> **Brief**:
Give the number of lines that include the word "year", nothing more.

> **Entries**:

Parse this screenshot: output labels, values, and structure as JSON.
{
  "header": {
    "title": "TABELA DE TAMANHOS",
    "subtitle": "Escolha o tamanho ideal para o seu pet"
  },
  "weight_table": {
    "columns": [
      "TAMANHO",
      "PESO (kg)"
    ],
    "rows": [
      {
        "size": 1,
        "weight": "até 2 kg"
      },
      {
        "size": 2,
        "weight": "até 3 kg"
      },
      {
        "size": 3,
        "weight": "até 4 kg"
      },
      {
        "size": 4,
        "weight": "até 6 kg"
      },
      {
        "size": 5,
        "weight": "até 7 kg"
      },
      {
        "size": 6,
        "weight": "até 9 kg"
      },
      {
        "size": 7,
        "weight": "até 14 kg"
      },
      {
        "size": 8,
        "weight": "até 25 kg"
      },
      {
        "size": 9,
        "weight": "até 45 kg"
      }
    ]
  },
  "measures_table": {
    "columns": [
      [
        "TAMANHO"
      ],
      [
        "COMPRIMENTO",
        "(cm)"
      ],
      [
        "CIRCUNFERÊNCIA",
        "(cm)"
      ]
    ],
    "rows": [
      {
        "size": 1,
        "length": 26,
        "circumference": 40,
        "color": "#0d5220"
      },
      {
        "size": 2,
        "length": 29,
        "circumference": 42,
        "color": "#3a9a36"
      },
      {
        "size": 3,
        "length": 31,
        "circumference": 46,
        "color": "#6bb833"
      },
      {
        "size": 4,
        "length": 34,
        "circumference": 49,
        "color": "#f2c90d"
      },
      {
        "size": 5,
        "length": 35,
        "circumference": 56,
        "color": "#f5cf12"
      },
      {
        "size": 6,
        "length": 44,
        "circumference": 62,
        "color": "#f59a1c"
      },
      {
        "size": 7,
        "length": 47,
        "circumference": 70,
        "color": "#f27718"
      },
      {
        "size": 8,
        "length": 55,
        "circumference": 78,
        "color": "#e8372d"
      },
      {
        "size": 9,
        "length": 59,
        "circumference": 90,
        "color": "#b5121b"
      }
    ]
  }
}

---

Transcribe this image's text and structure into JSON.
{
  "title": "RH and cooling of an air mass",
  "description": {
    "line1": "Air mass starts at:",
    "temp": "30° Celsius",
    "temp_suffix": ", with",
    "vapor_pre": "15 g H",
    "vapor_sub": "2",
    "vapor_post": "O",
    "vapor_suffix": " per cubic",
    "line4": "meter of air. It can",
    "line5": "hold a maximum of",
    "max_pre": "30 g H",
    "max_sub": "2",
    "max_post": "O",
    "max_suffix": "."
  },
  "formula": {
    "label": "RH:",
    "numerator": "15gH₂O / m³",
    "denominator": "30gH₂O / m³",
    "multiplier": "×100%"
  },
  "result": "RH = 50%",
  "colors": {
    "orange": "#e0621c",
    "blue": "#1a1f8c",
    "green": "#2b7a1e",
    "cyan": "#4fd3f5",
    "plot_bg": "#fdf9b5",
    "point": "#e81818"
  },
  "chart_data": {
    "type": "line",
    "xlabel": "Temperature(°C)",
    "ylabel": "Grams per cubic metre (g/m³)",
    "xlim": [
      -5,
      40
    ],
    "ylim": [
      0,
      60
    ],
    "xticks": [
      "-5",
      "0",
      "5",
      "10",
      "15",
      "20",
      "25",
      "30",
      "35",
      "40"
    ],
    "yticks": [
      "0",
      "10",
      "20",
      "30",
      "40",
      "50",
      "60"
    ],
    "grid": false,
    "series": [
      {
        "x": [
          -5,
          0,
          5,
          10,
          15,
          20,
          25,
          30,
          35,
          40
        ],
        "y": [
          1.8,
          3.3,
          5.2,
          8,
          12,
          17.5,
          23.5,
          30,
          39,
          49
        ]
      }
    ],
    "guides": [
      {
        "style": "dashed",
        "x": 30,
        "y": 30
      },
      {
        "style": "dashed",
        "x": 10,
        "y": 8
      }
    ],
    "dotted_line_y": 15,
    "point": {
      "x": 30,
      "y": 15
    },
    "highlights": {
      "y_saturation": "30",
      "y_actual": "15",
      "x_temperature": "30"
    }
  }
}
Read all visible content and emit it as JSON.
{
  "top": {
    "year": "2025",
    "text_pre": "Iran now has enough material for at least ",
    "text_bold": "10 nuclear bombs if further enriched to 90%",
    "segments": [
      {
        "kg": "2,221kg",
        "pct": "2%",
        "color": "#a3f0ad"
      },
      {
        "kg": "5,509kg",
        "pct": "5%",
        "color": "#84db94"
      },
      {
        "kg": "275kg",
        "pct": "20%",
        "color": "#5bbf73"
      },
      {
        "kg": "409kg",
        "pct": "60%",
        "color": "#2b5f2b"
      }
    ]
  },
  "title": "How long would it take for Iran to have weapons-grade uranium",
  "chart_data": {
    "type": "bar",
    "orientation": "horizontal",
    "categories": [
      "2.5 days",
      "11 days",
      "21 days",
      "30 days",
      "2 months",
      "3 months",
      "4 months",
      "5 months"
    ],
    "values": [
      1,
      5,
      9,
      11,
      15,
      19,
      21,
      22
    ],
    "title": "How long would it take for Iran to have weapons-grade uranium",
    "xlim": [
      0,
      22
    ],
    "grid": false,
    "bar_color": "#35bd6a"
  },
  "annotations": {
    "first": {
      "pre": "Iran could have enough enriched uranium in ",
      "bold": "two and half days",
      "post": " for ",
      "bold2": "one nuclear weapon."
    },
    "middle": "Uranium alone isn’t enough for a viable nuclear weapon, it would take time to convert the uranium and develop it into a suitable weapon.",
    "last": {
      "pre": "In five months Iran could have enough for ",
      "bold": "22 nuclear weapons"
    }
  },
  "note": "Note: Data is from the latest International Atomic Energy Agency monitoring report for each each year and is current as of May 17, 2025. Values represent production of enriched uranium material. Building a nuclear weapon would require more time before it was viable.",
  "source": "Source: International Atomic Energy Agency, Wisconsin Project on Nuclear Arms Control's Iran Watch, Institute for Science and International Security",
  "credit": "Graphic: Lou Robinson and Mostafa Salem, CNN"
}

> **Answer to the task**:
2